== FILAS DADAS ==
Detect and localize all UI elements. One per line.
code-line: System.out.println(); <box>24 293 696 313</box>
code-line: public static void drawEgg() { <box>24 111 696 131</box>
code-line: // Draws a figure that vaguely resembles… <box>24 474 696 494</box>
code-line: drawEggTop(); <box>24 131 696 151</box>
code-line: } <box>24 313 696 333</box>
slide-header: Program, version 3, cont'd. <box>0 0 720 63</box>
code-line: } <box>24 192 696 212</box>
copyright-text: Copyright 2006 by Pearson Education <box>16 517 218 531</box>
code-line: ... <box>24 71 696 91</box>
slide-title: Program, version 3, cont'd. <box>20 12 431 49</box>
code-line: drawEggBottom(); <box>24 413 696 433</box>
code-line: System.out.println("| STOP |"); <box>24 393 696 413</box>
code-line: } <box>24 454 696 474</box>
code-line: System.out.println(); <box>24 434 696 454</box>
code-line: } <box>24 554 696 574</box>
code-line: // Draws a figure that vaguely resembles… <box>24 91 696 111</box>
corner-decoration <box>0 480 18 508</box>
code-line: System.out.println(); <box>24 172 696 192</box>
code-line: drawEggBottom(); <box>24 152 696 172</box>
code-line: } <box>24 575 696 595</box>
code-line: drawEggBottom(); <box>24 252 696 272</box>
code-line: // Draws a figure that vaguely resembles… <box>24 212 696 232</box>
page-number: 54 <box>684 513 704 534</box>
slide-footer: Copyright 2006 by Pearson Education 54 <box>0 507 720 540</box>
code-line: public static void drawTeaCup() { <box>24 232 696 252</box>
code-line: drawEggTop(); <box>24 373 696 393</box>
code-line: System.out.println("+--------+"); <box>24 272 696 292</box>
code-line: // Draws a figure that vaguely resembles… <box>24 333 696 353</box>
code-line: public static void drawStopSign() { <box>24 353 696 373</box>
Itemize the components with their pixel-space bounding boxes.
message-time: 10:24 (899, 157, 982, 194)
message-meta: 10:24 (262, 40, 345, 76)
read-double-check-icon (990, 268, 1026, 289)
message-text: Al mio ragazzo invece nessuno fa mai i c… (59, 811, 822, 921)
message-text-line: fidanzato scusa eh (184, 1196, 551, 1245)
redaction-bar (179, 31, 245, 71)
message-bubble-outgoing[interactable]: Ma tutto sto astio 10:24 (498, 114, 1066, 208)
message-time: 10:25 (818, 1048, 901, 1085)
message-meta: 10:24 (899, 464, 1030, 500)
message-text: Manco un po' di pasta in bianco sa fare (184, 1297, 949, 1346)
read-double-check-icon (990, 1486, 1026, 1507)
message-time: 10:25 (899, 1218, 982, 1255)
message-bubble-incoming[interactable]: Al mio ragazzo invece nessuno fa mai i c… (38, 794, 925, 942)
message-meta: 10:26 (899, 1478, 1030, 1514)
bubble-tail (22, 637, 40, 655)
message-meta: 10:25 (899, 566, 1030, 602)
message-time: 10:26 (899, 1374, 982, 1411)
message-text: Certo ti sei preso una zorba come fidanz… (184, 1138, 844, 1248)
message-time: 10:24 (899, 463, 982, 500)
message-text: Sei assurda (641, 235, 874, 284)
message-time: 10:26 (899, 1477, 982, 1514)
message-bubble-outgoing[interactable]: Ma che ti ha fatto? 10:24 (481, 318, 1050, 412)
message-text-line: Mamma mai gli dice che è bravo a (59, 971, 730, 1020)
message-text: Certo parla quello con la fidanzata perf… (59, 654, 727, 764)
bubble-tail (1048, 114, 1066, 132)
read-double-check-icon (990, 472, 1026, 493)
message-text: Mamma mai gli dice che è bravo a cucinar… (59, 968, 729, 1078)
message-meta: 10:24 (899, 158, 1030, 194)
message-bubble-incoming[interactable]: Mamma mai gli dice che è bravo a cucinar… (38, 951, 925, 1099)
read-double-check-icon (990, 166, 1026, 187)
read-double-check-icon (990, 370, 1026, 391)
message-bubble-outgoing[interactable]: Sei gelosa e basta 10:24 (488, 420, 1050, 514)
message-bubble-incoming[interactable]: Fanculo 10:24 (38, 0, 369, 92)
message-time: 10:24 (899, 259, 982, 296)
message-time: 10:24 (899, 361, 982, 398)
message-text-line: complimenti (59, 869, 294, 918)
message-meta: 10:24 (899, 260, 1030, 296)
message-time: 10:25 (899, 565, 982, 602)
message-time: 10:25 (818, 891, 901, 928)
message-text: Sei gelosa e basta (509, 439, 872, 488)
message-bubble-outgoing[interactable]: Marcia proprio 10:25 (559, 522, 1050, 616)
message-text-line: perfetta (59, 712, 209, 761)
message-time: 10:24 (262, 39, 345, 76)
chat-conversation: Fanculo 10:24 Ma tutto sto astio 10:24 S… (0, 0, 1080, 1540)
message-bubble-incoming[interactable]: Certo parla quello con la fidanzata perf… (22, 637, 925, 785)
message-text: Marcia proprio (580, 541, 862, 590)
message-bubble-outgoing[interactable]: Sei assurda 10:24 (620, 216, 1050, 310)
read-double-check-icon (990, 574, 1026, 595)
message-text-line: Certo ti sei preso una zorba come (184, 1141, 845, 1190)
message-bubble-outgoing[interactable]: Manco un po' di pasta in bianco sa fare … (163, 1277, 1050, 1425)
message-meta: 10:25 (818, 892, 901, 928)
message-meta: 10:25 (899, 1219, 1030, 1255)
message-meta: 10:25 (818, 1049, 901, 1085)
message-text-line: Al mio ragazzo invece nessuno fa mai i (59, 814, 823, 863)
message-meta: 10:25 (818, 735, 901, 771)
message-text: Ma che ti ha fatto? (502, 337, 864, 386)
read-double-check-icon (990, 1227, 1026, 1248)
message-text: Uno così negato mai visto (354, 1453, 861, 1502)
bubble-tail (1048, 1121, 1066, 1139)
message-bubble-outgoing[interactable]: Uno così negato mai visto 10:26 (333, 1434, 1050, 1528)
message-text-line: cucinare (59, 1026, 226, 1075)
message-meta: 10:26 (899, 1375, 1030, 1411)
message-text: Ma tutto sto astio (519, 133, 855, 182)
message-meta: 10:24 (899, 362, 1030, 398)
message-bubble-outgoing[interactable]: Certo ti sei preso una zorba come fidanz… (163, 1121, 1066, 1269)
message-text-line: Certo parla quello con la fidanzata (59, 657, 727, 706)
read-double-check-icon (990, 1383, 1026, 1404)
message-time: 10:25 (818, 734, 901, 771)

== TAREA ESCRITA ==
Copia todas las filas de arriba sin alterar ningún carácter.

== RESPUESTA DEL EJERCICIO ==
Detect and localize all UI elements. One per line.
code-line: System.out.println(); <box>24 293 696 313</box>
code-line: public static void drawEgg() { <box>24 111 696 131</box>
code-line: // Draws a figure that vaguely resembles… <box>24 474 696 494</box>
code-line: drawEggTop(); <box>24 131 696 151</box>
code-line: } <box>24 313 696 333</box>
slide-header: Program, version 3, cont'd. <box>0 0 720 63</box>
code-line: } <box>24 192 696 212</box>
copyright-text: Copyright 2006 by Pearson Education <box>16 517 218 531</box>
code-line: ... <box>24 71 696 91</box>
slide-title: Program, version 3, cont'd. <box>20 12 431 49</box>
code-line: drawEggBottom(); <box>24 413 696 433</box>
code-line: System.out.println("| STOP |"); <box>24 393 696 413</box>
code-line: } <box>24 454 696 474</box>
code-line: System.out.println(); <box>24 434 696 454</box>
code-line: } <box>24 554 696 574</box>
code-line: // Draws a figure that vaguely resembles… <box>24 91 696 111</box>
corner-decoration <box>0 480 18 508</box>
code-line: System.out.println(); <box>24 172 696 192</box>
code-line: drawEggBottom(); <box>24 152 696 172</box>
code-line: } <box>24 575 696 595</box>
code-line: drawEggBottom(); <box>24 252 696 272</box>
code-line: // Draws a figure that vaguely resembles… <box>24 212 696 232</box>
page-number: 54 <box>684 513 704 534</box>
slide-footer: Copyright 2006 by Pearson Education 54 <box>0 507 720 540</box>
code-line: public static void drawTeaCup() { <box>24 232 696 252</box>
code-line: drawEggTop(); <box>24 373 696 393</box>
code-line: System.out.println("+--------+"); <box>24 272 696 292</box>
code-line: // Draws a figure that vaguely resembles… <box>24 333 696 353</box>
code-line: public static void drawStopSign() { <box>24 353 696 373</box>
Itemize the components with their pixel-space bounding boxes.
message-time: 10:24 (899, 157, 982, 194)
message-meta: 10:24 (262, 40, 345, 76)
read-double-check-icon (990, 268, 1026, 289)
message-text: Al mio ragazzo invece nessuno fa mai i c… (59, 811, 822, 921)
message-text-line: fidanzato scusa eh (184, 1196, 551, 1245)
redaction-bar (179, 31, 245, 71)
message-bubble-outgoing[interactable]: Ma tutto sto astio 10:24 (498, 114, 1066, 208)
message-time: 10:25 (818, 1048, 901, 1085)
message-meta: 10:24 (899, 464, 1030, 500)
message-text: Manco un po' di pasta in bianco sa fare (184, 1297, 949, 1346)
read-double-check-icon (990, 1486, 1026, 1507)
message-time: 10:25 (899, 1218, 982, 1255)
message-bubble-incoming[interactable]: Al mio ragazzo invece nessuno fa mai i c… (38, 794, 925, 942)
message-meta: 10:26 (899, 1478, 1030, 1514)
bubble-tail (22, 637, 40, 655)
message-meta: 10:25 (899, 566, 1030, 602)
message-time: 10:26 (899, 1374, 982, 1411)
message-text: Certo ti sei preso una zorba come fidanz… (184, 1138, 844, 1248)
message-time: 10:24 (899, 463, 982, 500)
message-text: Sei assurda (641, 235, 874, 284)
message-time: 10:26 (899, 1477, 982, 1514)
message-bubble-outgoing[interactable]: Ma che ti ha fatto? 10:24 (481, 318, 1050, 412)
message-text-line: Mamma mai gli dice che è bravo a (59, 971, 730, 1020)
message-text: Certo parla quello con la fidanzata perf… (59, 654, 727, 764)
bubble-tail (1048, 114, 1066, 132)
read-double-check-icon (990, 472, 1026, 493)
message-text: Mamma mai gli dice che è bravo a cucinar… (59, 968, 729, 1078)
message-meta: 10:24 (899, 158, 1030, 194)
message-bubble-incoming[interactable]: Mamma mai gli dice che è bravo a cucinar… (38, 951, 925, 1099)
read-double-check-icon (990, 166, 1026, 187)
read-double-check-icon (990, 370, 1026, 391)
message-bubble-outgoing[interactable]: Sei gelosa e basta 10:24 (488, 420, 1050, 514)
message-bubble-incoming[interactable]: Fanculo 10:24 (38, 0, 369, 92)
message-time: 10:24 (899, 259, 982, 296)
message-time: 10:24 (899, 361, 982, 398)
message-text-line: complimenti (59, 869, 294, 918)
message-meta: 10:24 (899, 260, 1030, 296)
message-time: 10:25 (899, 565, 982, 602)
message-time: 10:25 (818, 891, 901, 928)
message-text: Sei gelosa e basta (509, 439, 872, 488)
message-bubble-outgoing[interactable]: Marcia proprio 10:25 (559, 522, 1050, 616)
message-text-line: perfetta (59, 712, 209, 761)
message-time: 10:24 (262, 39, 345, 76)
chat-conversation: Fanculo 10:24 Ma tutto sto astio 10:24 S… (0, 0, 1080, 1540)
message-bubble-incoming[interactable]: Certo parla quello con la fidanzata perf… (22, 637, 925, 785)
message-text: Marcia proprio (580, 541, 862, 590)
message-bubble-outgoing[interactable]: Sei assurda 10:24 (620, 216, 1050, 310)
read-double-check-icon (990, 574, 1026, 595)
message-text-line: Certo ti sei preso una zorba come (184, 1141, 845, 1190)
message-bubble-outgoing[interactable]: Manco un po' di pasta in bianco sa fare … (163, 1277, 1050, 1425)
message-meta: 10:25 (818, 892, 901, 928)
message-meta: 10:25 (899, 1219, 1030, 1255)
message-meta: 10:25 (818, 1049, 901, 1085)
message-text-line: Al mio ragazzo invece nessuno fa mai i (59, 814, 823, 863)
message-meta: 10:25 (818, 735, 901, 771)
message-text: Ma che ti ha fatto? (502, 337, 864, 386)
read-double-check-icon (990, 1227, 1026, 1248)
message-text: Uno così negato mai visto (354, 1453, 861, 1502)
bubble-tail (1048, 1121, 1066, 1139)
message-bubble-outgoing[interactable]: Uno così negato mai visto 10:26 (333, 1434, 1050, 1528)
message-text-line: cucinare (59, 1026, 226, 1075)
message-meta: 10:26 (899, 1375, 1030, 1411)
message-text: Ma tutto sto astio (519, 133, 855, 182)
message-meta: 10:24 (899, 362, 1030, 398)
message-bubble-outgoing[interactable]: Certo ti sei preso una zorba come fidanz… (163, 1121, 1066, 1269)
message-text-line: Certo parla quello con la fidanzata (59, 657, 727, 706)
read-double-check-icon (990, 1383, 1026, 1404)
message-time: 10:25 (818, 734, 901, 771)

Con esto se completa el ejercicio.